SELECTED EXTRACT |
This article was originally published in The Pink Sheet Daily

Executive Summary

An AstraZeneca “patient safety” print ad that ran in mid-November “misleadingly suggests that the agency does not believe that Crestor poses safety concerns,” the FDA ad division says in an “untitled” letter to the company. The Crestor ad asserted FDA has concluded safety concerns about rosuvastatin “have no medical or scientific basis.”

AstraZeneca's print ad defending the safety of Crestor "misleadingly suggests" FDA has no concerns about the statin's safety, the agency's ad review division said in a Dec. 21 "untitled" 1 letter to the company.

The agency takes issue with a print ad that ran in the Washington Post Nov. 23 and claimed that FDA officials believe safety concerns about rosuvastatin "have no medical or scientific basis."

AstraZeneca ran the ad several days after FDA Office of Drug Safety Associate Director for Science David Graham identified Crestor as one of five drugs with unresolved safety issues during a Nov. 18 congressional hearing on Vioxx (2 (Also see "Crestor, Serevent Are Among Problem Drugs Cited By FDA Safety Reviewer" - Pink Sheet, 18 Nov, 2004.)).

The ad ran under the headline, "You can be assured that at AstraZeneca, patient safety is our number one priority." Similar ads ran the same week in other national and regional newspapers, including the New York Times, Wall Street Journal, USA Today and Los Angeles Times.

FDA's letter objects to a section of the ad describing the agency's position on Crestor safety.

"FDA has confidence in the safety and efficacy of Crestor," the ad stated. "The scientists at the FDA who are responsible for the approval and ongoing review of Crestor have, as recently as last Friday, publicly confirmed that Crestor is safe and effective; and that the concerns that have been raised have no medical or scientific basis."

The statement contains a footnote to FDA's website "accessed on 11/19/04."

The ad "misleadingly suggests that the agency does not believe that Crestor poses safety concerns," the agency told AstraZeneca.

"There is...no statement on the website by FDA concluding that 'the concerns [about Crestor] that have been raised have no medical or scientific basis,'" the letter states. "In fact, recent public statements made by the agency contradict that conclusion."

The reference in the AstraZeneca ad appears to be a statement issued by Center for Drug Evaluation & Research Acting Director Steven Galson following Graham's congressional testimony and posted on the agency's website.

In the Nov. 18 statement, Galson said Graham's testimony "does not reflect the views of the agency."

WORK REQUEST 1 | According to the article about the FDA's letter on AstraZeneca's Crestor ad, in which newspaper did the ad run on Nov. 23?
WORK REQUEST 2 | Resume the article about the FDA's objection to AstraZeneca's Crestor ad, starting after its last sentence.

PROVIDED RECORDS |
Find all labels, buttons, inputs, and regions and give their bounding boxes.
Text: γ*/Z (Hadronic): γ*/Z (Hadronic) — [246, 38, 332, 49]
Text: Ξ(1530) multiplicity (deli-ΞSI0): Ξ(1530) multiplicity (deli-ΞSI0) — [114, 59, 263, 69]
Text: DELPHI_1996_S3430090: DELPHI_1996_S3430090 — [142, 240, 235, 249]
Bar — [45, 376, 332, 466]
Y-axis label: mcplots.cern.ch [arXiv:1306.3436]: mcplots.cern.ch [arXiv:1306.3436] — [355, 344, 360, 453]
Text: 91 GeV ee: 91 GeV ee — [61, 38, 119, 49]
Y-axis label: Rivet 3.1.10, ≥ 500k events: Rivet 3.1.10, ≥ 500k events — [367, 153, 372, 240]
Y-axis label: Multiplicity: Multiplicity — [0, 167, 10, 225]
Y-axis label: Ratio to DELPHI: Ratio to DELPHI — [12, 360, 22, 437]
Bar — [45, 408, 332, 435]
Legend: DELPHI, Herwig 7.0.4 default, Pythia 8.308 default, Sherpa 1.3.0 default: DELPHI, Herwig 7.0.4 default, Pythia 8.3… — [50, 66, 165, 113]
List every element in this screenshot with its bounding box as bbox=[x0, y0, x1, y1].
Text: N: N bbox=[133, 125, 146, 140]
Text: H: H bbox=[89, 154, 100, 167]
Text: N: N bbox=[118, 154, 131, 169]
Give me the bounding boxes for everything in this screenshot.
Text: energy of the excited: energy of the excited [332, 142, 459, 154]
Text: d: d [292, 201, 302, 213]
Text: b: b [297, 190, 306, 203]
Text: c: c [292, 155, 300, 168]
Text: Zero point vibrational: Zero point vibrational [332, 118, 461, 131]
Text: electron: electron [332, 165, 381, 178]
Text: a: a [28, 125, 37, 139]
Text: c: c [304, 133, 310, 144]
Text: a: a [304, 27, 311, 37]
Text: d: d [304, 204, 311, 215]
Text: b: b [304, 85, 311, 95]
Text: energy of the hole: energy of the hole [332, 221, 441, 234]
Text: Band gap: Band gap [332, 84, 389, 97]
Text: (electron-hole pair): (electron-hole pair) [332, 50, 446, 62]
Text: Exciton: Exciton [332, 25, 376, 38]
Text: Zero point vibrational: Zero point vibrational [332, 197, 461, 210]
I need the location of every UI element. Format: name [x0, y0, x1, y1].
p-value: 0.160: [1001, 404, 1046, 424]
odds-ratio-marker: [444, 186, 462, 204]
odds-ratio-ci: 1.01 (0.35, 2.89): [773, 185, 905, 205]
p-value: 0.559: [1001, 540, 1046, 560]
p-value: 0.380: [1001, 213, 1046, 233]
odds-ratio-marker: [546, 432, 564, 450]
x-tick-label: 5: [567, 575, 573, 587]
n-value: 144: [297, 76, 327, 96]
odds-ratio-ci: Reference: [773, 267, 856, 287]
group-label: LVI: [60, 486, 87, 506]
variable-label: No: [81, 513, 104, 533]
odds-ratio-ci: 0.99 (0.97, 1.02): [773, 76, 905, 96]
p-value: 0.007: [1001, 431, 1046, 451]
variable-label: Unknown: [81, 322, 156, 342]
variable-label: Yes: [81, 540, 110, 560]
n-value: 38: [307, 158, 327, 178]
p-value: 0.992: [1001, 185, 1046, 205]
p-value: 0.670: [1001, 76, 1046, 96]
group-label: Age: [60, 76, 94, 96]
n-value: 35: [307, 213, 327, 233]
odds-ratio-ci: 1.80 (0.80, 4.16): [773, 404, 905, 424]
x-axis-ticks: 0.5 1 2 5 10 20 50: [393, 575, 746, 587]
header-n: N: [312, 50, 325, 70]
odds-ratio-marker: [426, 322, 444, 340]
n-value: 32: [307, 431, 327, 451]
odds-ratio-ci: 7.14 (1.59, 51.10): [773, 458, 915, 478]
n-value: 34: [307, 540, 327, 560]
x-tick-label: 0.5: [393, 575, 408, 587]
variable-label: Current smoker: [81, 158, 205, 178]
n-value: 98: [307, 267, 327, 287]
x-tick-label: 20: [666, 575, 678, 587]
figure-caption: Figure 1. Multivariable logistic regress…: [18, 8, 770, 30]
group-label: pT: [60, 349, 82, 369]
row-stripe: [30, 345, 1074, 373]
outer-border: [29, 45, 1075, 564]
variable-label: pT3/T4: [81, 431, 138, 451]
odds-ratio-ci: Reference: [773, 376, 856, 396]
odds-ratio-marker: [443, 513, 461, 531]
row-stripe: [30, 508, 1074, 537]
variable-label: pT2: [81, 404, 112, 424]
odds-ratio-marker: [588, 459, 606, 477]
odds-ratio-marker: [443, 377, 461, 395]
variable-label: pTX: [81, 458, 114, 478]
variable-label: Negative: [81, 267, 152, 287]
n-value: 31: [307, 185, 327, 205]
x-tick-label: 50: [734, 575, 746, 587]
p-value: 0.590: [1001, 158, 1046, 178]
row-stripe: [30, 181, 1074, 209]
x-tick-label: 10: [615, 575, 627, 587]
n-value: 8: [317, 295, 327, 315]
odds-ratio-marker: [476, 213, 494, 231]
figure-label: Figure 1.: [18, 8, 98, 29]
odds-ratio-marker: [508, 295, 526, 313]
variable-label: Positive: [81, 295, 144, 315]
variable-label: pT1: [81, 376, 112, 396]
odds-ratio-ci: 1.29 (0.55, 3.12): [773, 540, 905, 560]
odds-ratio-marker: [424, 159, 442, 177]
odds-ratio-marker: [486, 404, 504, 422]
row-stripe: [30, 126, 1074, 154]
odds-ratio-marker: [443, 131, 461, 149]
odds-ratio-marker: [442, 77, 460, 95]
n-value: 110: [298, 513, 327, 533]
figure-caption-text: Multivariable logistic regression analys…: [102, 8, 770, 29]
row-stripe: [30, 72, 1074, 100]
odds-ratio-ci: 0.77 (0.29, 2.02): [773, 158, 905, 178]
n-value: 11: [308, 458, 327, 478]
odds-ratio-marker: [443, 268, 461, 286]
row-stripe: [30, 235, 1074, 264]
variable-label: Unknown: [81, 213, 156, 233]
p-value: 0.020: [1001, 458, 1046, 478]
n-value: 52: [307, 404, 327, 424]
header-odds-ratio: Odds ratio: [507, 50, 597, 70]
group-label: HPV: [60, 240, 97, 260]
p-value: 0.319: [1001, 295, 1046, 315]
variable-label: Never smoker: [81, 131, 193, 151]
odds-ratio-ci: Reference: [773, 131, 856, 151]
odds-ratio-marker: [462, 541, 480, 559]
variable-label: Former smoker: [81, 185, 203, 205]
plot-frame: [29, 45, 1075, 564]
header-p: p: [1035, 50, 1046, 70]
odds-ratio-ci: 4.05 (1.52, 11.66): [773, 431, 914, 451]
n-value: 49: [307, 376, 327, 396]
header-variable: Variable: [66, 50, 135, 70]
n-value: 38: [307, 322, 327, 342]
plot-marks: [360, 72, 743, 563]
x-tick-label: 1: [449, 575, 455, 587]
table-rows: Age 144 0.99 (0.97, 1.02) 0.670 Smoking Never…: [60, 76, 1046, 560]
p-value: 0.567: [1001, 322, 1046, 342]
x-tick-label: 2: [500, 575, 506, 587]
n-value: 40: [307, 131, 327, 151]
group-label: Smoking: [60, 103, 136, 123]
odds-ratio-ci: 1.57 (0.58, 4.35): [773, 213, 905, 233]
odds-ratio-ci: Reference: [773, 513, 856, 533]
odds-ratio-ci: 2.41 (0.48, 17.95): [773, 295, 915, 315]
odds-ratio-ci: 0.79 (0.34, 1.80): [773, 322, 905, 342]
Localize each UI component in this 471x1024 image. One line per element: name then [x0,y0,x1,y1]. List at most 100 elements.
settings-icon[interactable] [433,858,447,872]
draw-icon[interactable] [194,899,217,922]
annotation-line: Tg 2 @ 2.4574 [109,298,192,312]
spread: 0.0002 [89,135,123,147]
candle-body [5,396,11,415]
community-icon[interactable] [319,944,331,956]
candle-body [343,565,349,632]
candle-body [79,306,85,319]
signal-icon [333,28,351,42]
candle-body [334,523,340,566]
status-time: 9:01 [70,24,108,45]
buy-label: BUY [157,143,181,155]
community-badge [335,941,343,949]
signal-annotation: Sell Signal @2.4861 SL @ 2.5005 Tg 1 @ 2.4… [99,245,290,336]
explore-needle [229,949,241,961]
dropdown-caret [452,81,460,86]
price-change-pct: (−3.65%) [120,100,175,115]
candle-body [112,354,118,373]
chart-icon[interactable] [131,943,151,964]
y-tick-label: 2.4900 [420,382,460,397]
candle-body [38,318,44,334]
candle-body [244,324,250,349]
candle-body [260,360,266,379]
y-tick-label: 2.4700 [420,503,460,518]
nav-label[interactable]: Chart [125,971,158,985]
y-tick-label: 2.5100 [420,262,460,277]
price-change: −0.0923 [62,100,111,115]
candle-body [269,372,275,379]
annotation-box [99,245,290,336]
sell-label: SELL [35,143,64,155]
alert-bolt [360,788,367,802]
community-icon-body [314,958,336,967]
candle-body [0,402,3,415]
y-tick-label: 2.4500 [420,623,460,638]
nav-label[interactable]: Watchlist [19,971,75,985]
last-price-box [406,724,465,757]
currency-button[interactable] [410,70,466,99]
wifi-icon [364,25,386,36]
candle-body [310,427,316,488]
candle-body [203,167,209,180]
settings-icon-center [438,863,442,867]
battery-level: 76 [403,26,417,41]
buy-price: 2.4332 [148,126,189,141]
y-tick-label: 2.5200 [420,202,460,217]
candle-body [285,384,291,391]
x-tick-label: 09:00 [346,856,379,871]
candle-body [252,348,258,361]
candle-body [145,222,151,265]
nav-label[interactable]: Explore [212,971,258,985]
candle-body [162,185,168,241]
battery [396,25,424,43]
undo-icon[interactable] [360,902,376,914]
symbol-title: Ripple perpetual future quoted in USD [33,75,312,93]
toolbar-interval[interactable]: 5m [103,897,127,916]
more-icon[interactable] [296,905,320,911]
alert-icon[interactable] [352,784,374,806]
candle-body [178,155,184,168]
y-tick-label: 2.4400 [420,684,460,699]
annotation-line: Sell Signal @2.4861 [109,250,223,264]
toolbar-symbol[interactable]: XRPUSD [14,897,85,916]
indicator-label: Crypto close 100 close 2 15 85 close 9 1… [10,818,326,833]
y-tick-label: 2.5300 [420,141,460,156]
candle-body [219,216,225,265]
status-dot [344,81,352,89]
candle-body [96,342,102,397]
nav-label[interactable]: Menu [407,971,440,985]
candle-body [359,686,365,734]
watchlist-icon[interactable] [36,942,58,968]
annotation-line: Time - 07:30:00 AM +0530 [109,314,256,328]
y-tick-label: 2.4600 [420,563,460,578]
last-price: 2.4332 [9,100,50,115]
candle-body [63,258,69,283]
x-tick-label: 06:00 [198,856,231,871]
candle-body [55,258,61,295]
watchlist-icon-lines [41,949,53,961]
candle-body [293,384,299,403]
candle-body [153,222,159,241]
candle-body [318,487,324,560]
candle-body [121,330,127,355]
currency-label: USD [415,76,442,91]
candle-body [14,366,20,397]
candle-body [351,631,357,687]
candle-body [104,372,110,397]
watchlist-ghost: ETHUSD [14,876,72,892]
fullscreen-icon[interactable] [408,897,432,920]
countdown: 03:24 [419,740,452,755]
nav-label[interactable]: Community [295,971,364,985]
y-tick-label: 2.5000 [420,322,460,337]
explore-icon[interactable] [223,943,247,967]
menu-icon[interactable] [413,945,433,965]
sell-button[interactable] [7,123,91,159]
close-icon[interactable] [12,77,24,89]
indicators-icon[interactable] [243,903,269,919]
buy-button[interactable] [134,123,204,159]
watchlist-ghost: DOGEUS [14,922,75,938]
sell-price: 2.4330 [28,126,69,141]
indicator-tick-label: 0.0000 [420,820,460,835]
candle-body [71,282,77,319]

RESPONSE BOX 1 | The Washington Post

RESPONSE BOX 2 |
"The five specific drugs that Dr. Graham identified in his oral testimony are currently approved as safe and effective for use in the U.S.," the statement reads. "FDA takes all allegations of safety risks seriously and will continue its longstanding practice of assessing the safety of all drugs using only sound science and peer-reviewed analysis and literature."

The letter to AstraZeneca notes that Galson was also quoted in a Nov. 18 Washington Post article entitled "Campaign Waged Against Crestor" as saying that FDA "has been very concerned about Crestor since the day it was approved, and we've been watching it carefully."

Public Citizen cited the same article in urging FDA to halt what it called AstraZeneca's "false and misleading" ad campaign on Crestor safety (3 (Also see "Public Citizen Takes Aim At Crestor DTC Ads Defending Statin's Safety" - Pink Sheet, 26 Nov, 2004.)).

The agency's letter also objects to AstraZeneca's "false or misleading safety claims that minimize the risks associated with Crestor," particularly with the 40 mg dose (see 4 (Also see "AstraZeneca Ad Minimizes Risks Posed By Highest Crestor Dose, FDA Says" - Pink Sheet, 22 Dec, 2004.)).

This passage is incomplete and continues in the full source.